Exercise objective.
Check each line of the data for "деятельности" and select those that have it.

Extracted records:
+===+
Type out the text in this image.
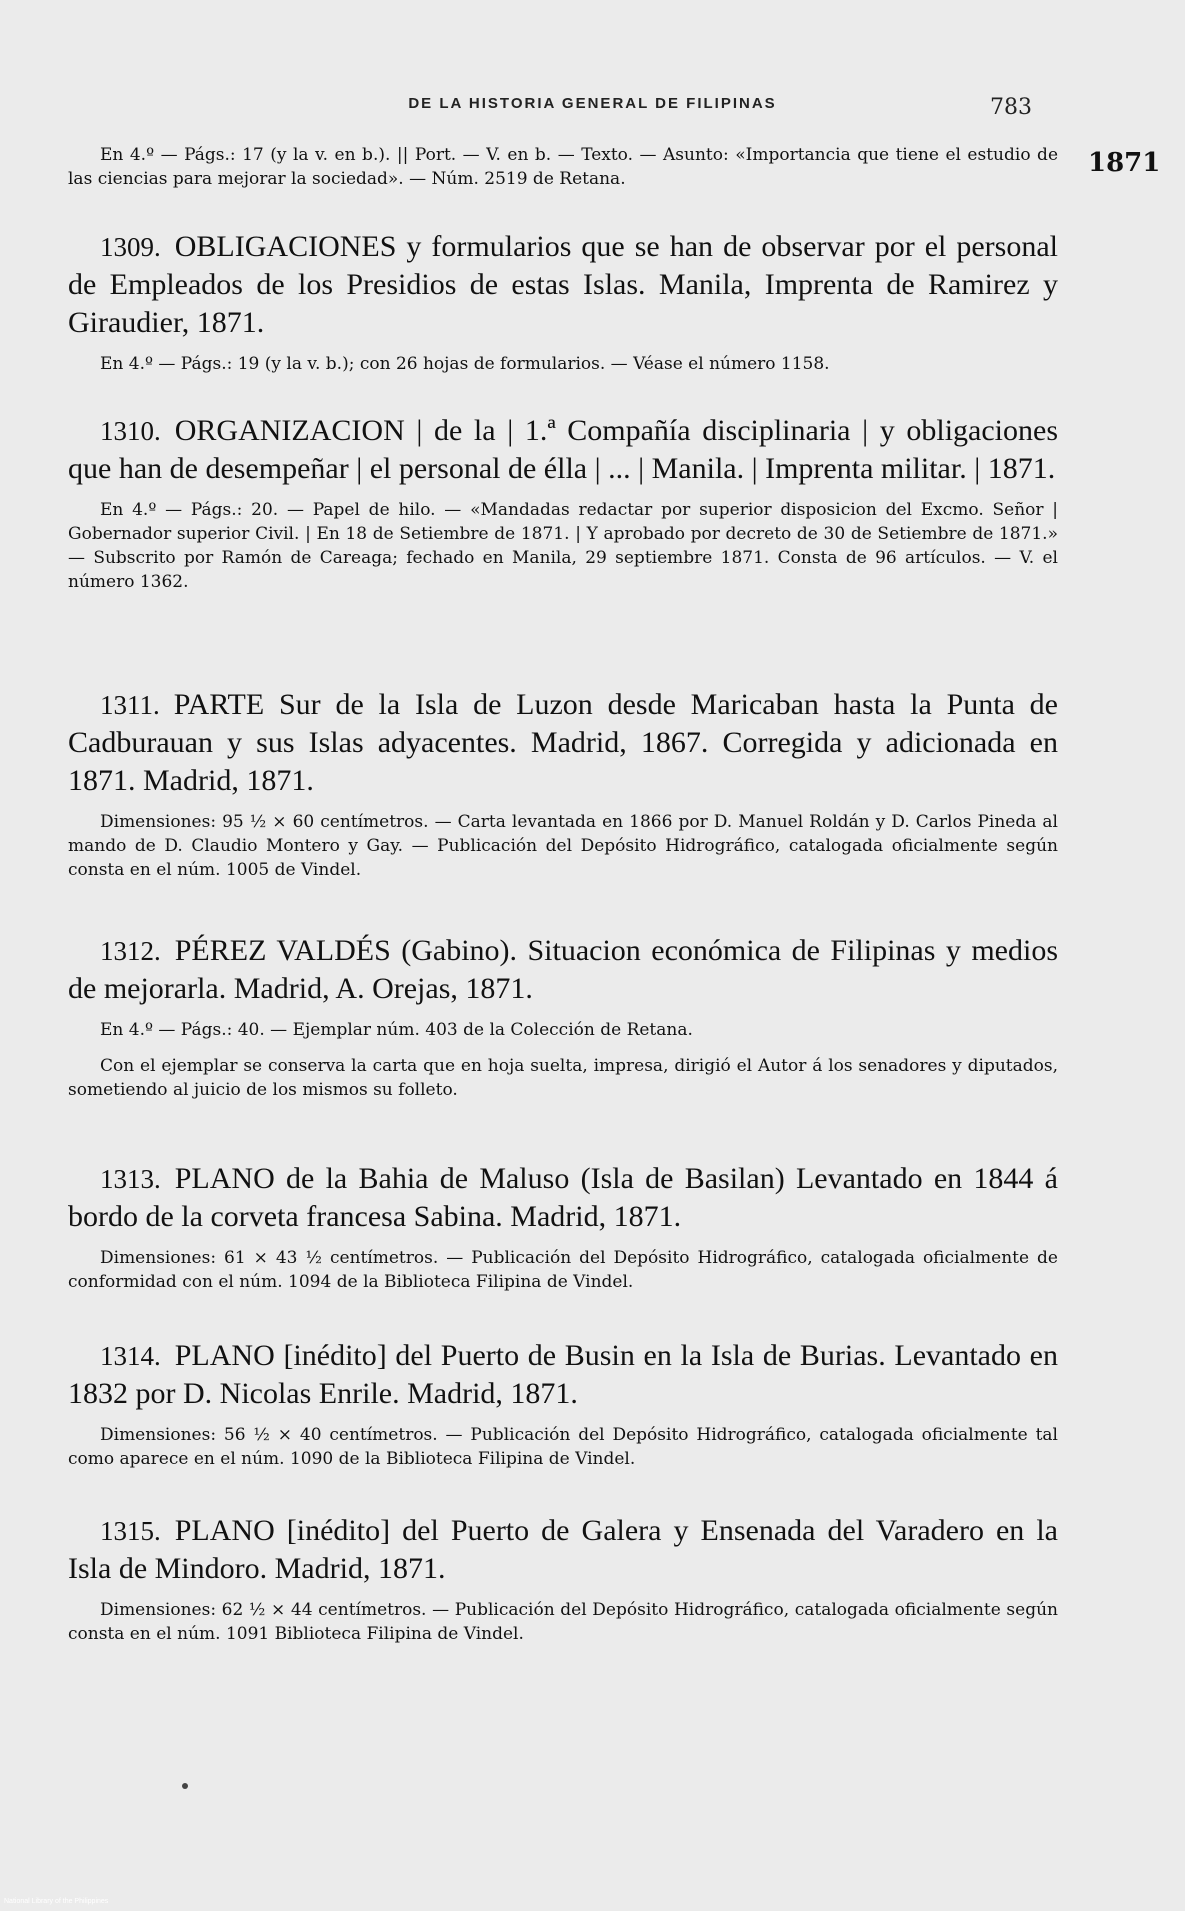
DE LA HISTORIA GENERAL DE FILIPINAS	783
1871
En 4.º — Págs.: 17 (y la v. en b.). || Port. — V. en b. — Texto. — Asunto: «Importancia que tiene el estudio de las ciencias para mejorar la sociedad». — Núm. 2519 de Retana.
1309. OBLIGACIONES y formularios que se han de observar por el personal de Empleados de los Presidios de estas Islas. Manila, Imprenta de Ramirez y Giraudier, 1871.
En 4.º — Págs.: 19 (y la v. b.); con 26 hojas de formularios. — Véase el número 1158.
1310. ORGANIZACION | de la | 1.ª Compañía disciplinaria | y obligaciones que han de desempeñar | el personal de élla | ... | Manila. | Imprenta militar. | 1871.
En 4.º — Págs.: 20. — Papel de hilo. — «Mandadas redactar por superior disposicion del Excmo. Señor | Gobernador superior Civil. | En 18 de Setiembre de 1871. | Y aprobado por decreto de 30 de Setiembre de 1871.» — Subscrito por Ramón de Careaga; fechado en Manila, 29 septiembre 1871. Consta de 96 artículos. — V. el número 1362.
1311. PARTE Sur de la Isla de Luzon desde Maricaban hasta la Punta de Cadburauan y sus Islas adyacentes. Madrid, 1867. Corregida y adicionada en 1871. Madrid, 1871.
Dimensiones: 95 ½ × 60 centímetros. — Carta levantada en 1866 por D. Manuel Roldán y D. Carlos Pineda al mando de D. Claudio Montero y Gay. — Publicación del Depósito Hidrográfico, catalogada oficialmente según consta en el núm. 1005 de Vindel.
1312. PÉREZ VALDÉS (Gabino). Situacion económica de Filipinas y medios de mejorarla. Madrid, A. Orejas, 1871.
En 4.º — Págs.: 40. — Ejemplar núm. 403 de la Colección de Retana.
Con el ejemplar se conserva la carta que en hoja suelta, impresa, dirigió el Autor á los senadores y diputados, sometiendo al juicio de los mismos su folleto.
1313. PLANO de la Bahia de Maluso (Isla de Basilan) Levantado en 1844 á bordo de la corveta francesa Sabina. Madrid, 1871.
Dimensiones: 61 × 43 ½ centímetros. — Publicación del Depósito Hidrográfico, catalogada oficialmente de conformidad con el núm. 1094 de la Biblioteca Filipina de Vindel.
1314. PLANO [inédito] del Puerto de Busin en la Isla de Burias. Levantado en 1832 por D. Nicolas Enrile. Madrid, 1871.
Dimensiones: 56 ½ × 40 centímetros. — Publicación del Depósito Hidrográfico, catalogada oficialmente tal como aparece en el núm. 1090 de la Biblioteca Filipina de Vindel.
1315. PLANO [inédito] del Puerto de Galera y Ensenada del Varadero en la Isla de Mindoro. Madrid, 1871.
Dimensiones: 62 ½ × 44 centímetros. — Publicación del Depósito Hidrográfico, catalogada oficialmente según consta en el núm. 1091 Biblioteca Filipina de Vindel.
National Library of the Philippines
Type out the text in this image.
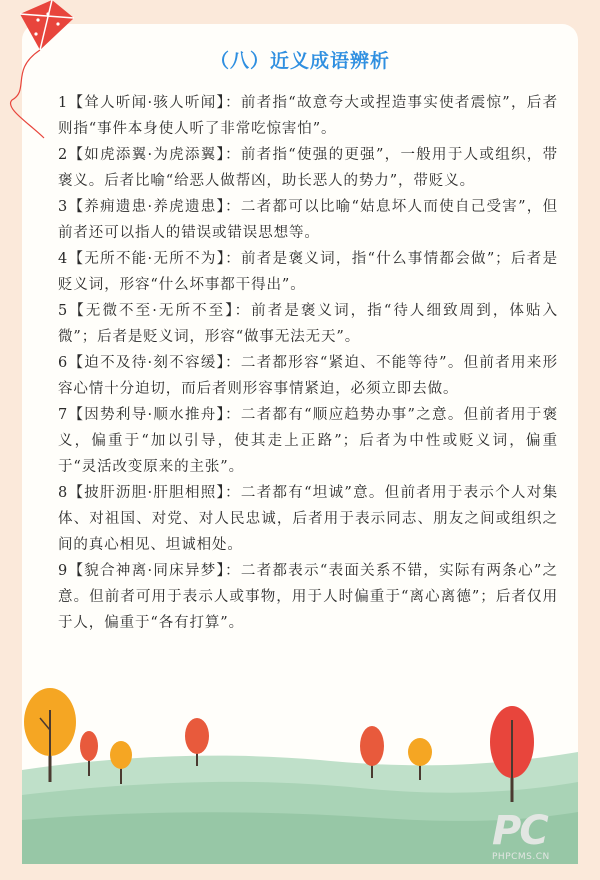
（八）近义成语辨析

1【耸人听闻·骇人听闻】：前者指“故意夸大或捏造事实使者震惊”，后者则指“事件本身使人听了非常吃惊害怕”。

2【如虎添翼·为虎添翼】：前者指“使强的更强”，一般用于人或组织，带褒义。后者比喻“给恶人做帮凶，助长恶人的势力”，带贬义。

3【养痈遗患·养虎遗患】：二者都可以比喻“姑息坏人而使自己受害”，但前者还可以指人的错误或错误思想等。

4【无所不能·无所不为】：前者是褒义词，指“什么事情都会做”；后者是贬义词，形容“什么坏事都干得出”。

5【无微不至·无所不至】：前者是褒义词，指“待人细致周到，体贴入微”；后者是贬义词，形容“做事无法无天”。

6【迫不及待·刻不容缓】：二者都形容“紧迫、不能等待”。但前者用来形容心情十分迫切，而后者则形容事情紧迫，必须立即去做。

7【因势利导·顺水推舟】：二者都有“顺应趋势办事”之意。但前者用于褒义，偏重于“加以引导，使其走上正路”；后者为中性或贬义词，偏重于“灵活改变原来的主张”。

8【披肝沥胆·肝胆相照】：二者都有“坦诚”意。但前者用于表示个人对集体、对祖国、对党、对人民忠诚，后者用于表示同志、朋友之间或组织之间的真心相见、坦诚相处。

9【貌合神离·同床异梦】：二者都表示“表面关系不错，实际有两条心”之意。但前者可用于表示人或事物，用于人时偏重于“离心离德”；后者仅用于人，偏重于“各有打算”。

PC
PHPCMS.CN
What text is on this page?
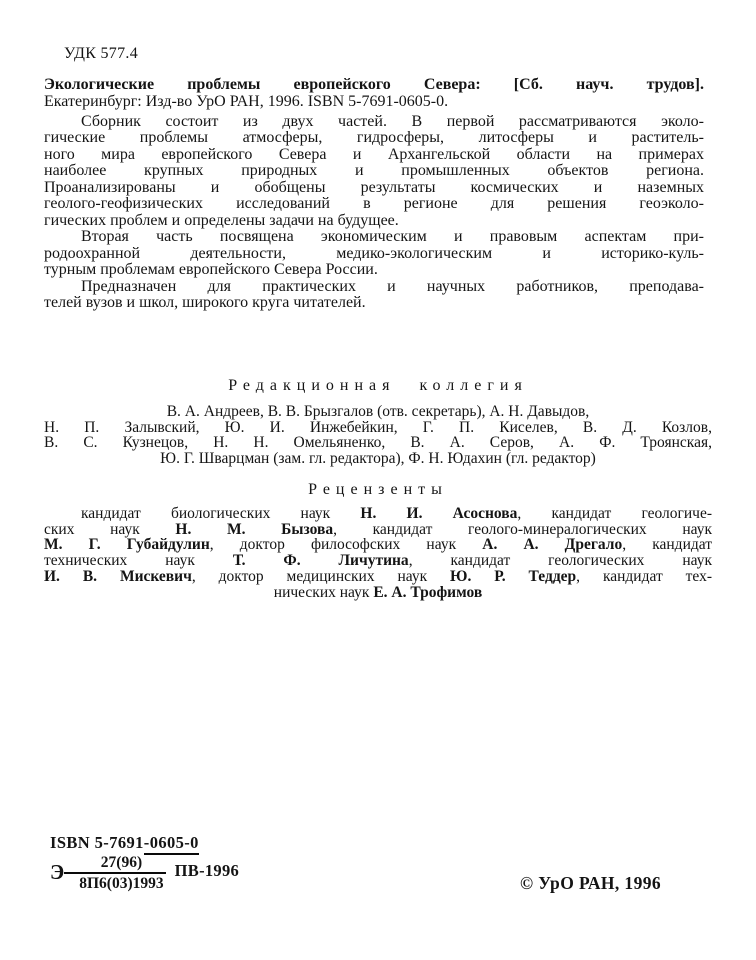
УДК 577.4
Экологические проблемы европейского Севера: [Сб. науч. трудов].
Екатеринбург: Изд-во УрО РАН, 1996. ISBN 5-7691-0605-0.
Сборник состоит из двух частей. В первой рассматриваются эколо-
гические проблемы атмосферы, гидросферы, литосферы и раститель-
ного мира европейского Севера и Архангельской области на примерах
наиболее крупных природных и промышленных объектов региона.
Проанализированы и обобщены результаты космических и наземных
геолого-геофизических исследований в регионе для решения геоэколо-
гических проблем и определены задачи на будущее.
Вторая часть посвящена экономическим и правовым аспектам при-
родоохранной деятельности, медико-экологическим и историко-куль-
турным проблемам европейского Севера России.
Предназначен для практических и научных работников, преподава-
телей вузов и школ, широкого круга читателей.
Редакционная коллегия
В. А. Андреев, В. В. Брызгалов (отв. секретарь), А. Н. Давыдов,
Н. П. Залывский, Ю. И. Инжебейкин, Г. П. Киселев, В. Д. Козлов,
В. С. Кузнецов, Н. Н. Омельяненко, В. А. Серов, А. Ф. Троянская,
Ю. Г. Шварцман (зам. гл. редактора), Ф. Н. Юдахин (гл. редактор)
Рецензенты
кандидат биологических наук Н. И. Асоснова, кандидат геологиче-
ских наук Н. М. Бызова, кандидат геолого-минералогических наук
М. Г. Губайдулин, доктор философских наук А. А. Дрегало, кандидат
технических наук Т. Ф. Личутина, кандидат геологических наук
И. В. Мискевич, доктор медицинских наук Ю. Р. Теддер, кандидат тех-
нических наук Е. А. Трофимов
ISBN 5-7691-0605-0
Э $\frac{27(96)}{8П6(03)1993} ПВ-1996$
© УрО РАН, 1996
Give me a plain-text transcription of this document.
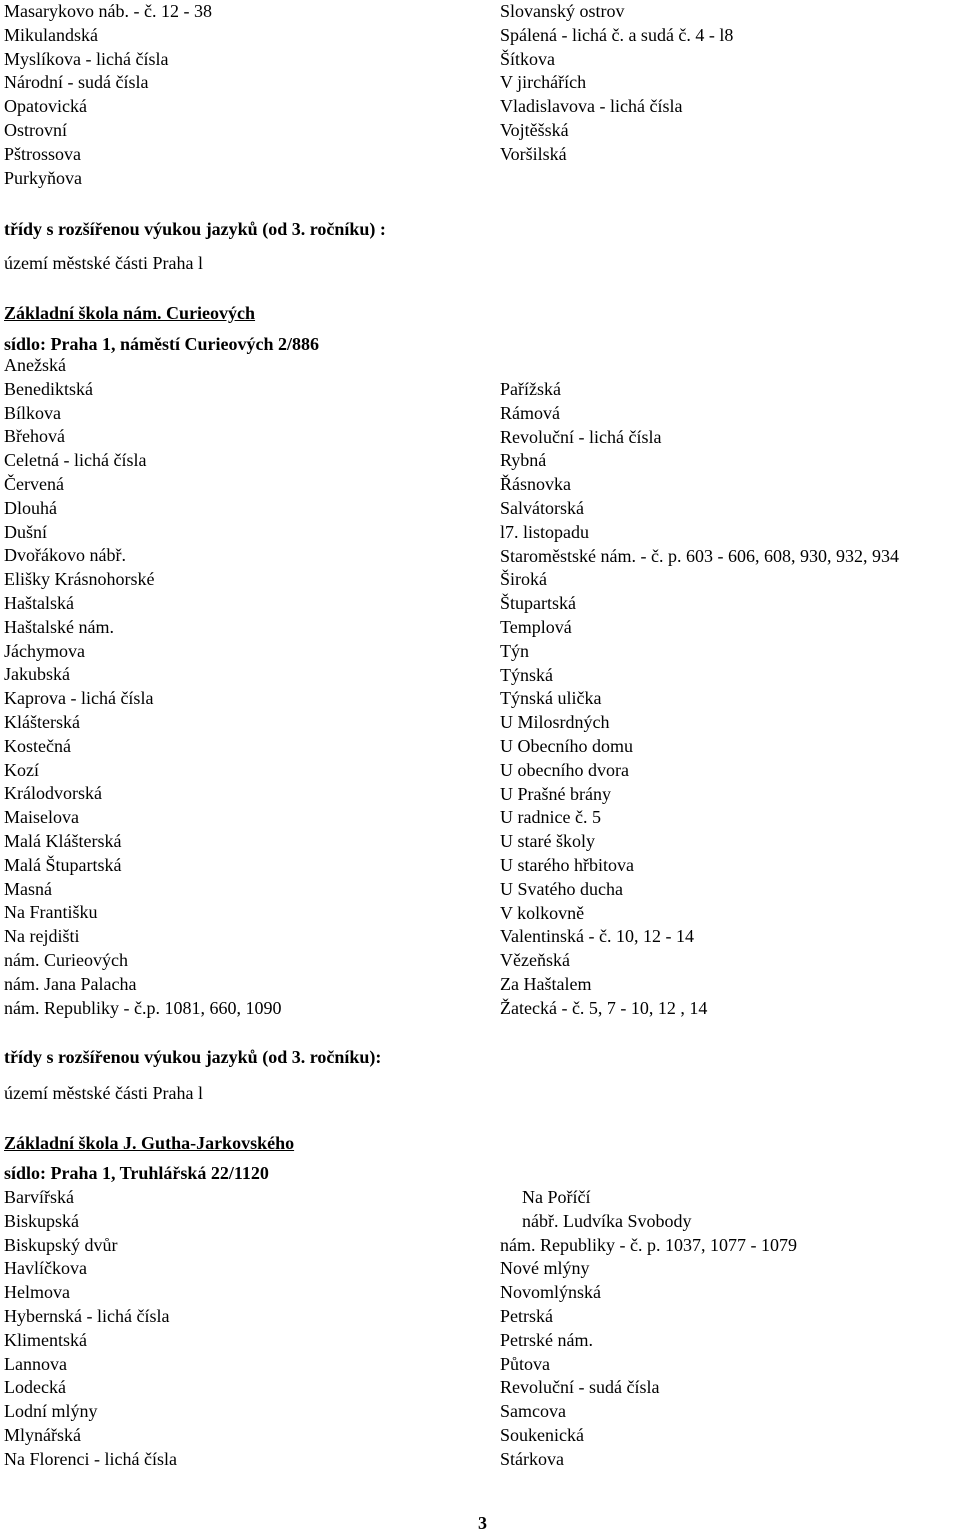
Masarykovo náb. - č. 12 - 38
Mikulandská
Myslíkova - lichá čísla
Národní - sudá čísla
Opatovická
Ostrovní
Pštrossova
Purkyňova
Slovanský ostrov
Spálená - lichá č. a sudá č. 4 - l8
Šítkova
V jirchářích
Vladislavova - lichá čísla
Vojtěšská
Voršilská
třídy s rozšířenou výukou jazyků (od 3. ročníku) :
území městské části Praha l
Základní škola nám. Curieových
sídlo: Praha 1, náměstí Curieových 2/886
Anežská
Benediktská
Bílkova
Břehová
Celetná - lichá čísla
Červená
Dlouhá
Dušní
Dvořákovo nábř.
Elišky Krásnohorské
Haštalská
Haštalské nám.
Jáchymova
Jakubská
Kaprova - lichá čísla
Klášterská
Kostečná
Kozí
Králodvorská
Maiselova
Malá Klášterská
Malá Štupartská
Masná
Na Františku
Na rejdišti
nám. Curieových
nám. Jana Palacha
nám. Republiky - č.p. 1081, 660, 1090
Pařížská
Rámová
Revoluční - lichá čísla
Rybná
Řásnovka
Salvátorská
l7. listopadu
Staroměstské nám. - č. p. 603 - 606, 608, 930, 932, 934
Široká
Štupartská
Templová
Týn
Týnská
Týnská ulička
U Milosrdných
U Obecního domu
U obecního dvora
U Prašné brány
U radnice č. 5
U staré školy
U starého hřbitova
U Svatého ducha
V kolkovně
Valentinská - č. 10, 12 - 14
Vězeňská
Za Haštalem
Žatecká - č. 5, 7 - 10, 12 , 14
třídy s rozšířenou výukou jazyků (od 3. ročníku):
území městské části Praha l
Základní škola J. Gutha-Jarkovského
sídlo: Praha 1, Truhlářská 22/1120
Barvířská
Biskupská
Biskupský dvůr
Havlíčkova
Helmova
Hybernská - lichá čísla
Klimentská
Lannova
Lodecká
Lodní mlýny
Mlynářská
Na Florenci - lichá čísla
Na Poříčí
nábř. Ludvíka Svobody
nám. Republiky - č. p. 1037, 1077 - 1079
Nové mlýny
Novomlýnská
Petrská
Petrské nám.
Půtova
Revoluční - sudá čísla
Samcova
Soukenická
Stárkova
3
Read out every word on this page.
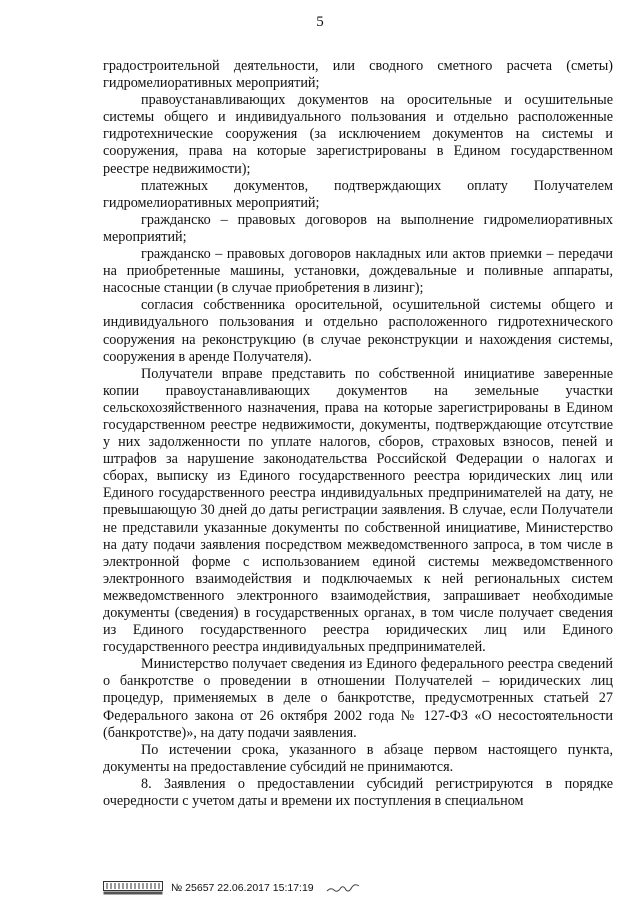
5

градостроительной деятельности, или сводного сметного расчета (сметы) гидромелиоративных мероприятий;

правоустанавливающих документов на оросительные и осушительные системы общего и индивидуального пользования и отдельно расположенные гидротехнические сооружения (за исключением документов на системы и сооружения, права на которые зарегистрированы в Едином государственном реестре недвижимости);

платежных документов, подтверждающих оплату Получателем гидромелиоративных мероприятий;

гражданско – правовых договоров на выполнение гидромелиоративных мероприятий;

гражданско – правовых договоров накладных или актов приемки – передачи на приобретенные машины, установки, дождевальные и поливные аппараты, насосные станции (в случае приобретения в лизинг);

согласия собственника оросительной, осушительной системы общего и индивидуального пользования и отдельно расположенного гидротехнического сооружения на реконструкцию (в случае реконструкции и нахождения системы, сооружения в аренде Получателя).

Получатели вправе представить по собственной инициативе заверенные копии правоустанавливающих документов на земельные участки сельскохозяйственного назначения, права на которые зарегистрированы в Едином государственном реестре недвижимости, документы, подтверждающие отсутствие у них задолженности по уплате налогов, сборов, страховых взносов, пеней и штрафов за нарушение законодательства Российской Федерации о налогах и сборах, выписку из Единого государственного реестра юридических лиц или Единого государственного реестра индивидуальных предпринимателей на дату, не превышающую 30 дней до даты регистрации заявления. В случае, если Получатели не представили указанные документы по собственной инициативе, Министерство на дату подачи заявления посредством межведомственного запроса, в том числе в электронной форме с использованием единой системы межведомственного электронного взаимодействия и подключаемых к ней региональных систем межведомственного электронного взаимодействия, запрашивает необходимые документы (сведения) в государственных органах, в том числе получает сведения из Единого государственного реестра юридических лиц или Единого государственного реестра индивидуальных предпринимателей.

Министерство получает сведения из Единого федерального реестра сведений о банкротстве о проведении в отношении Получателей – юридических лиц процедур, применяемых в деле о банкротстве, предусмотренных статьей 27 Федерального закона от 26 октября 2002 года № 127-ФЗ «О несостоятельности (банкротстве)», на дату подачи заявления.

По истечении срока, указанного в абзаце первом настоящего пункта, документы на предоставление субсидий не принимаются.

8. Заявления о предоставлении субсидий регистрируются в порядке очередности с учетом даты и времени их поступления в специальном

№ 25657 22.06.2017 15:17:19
+===+
In response.
родоохранной деятельности, медико-экологическим и историко-куль-
градостроительной деятельности, или сводного сметного расчета (сметы) гидромелиоративных мероприятий;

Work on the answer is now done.